>> start

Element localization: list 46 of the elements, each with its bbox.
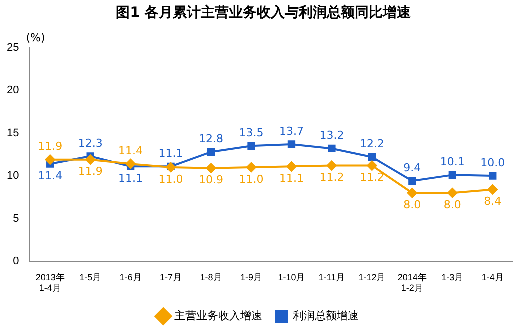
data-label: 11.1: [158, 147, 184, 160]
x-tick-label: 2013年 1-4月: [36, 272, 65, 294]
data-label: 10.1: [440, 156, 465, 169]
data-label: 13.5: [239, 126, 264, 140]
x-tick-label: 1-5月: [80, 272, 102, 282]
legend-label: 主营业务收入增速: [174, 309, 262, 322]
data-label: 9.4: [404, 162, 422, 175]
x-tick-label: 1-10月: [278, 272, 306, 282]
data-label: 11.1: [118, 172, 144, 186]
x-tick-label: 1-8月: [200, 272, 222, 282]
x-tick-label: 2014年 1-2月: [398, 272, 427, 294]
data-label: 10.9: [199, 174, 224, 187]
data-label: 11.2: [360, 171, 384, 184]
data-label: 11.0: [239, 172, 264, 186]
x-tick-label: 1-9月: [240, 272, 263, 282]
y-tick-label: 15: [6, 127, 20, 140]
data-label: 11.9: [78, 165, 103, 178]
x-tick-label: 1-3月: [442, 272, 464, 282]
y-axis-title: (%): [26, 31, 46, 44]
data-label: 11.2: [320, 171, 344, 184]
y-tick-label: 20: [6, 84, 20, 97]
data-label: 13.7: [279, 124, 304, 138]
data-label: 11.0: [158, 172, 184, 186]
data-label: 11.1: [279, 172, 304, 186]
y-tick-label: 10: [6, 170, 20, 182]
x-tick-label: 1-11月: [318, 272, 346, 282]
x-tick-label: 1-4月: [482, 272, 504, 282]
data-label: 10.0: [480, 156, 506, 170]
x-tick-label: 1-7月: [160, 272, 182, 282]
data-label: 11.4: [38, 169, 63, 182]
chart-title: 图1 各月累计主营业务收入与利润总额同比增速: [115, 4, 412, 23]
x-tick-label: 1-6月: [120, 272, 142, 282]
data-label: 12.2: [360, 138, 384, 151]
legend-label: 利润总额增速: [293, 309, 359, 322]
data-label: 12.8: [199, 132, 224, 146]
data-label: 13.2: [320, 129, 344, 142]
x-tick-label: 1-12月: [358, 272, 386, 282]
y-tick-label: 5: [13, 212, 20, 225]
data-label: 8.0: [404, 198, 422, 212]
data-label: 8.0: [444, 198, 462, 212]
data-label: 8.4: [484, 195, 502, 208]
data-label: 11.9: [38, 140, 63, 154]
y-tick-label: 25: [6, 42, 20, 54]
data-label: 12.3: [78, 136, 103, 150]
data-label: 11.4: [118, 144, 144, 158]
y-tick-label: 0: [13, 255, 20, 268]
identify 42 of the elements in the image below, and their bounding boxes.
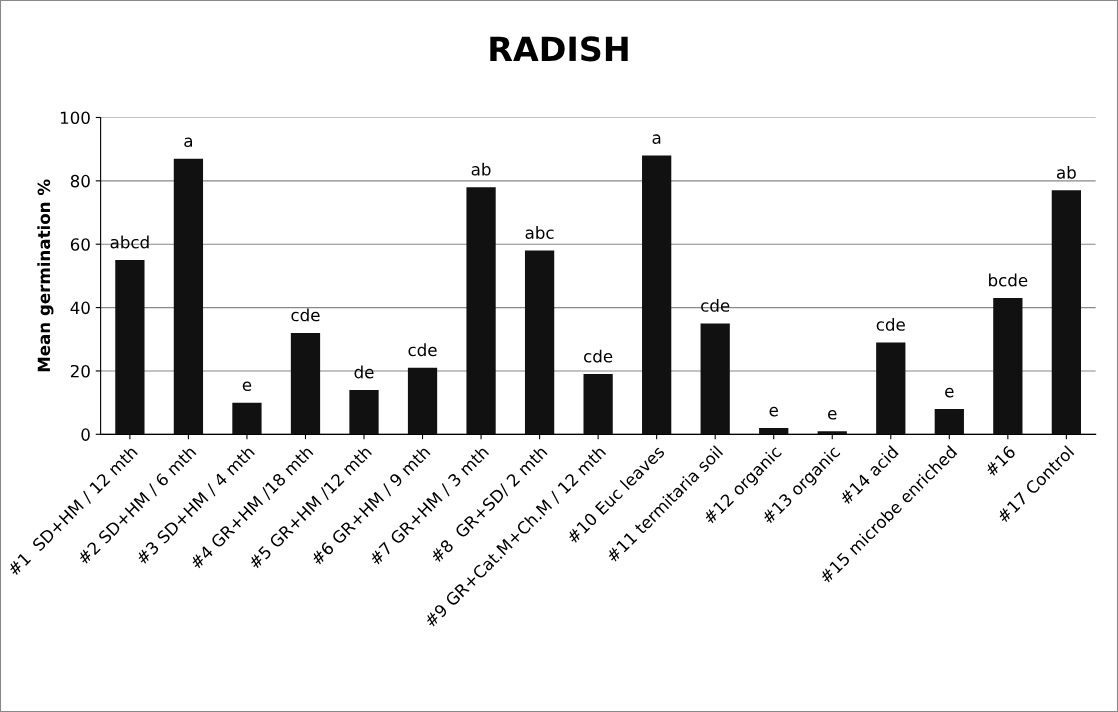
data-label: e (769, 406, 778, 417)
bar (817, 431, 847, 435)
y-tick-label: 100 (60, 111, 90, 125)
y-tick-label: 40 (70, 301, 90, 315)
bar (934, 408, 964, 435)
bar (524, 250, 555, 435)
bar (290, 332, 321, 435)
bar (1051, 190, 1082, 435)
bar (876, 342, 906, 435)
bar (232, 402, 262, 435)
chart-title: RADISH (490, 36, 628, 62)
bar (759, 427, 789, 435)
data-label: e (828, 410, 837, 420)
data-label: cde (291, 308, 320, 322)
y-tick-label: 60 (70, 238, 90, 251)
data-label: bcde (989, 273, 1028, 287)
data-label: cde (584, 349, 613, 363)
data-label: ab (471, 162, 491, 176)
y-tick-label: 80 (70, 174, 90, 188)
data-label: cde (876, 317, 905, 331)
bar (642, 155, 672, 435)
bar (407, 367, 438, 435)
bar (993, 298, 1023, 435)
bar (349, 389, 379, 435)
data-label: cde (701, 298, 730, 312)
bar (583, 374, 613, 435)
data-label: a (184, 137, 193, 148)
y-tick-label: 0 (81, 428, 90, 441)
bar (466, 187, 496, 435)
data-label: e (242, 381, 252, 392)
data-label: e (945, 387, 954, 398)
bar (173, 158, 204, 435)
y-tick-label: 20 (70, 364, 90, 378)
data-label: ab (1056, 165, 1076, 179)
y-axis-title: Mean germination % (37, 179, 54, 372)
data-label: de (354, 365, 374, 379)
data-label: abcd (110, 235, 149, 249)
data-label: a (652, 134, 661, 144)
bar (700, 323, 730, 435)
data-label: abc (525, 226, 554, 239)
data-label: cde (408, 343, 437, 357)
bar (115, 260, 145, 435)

>> end
>> start

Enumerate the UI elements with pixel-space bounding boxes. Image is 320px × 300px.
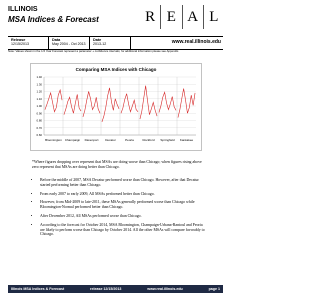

>> end

EXERCISE TASK => Put the material from the line with "Element localization: list" to the line with "legend-label: 主营业务收入增速: [174, 309, 262, 322]", both ends included, into a Markdown table with the columns Row and Line, one numbered row per line. Skip blank lines and leave out the pictures.

WRITTEN ANSWER =>
| Row | Line |
|---|---|
| 1 | Element localization: list 46 of the elements, each with its bbox. |
| 2 | data-label: 11.1: [158, 147, 184, 160] |
| 3 | x-tick-label: 2013年 1-4月: [36, 272, 65, 294] |
| 4 | data-label: 10.1: [440, 156, 465, 169] |
| 5 | data-label: 13.5: [239, 126, 264, 140] |
| 6 | x-tick-label: 1-5月: [80, 272, 102, 282] |
| 7 | legend-label: 主营业务收入增速: [174, 309, 262, 322] |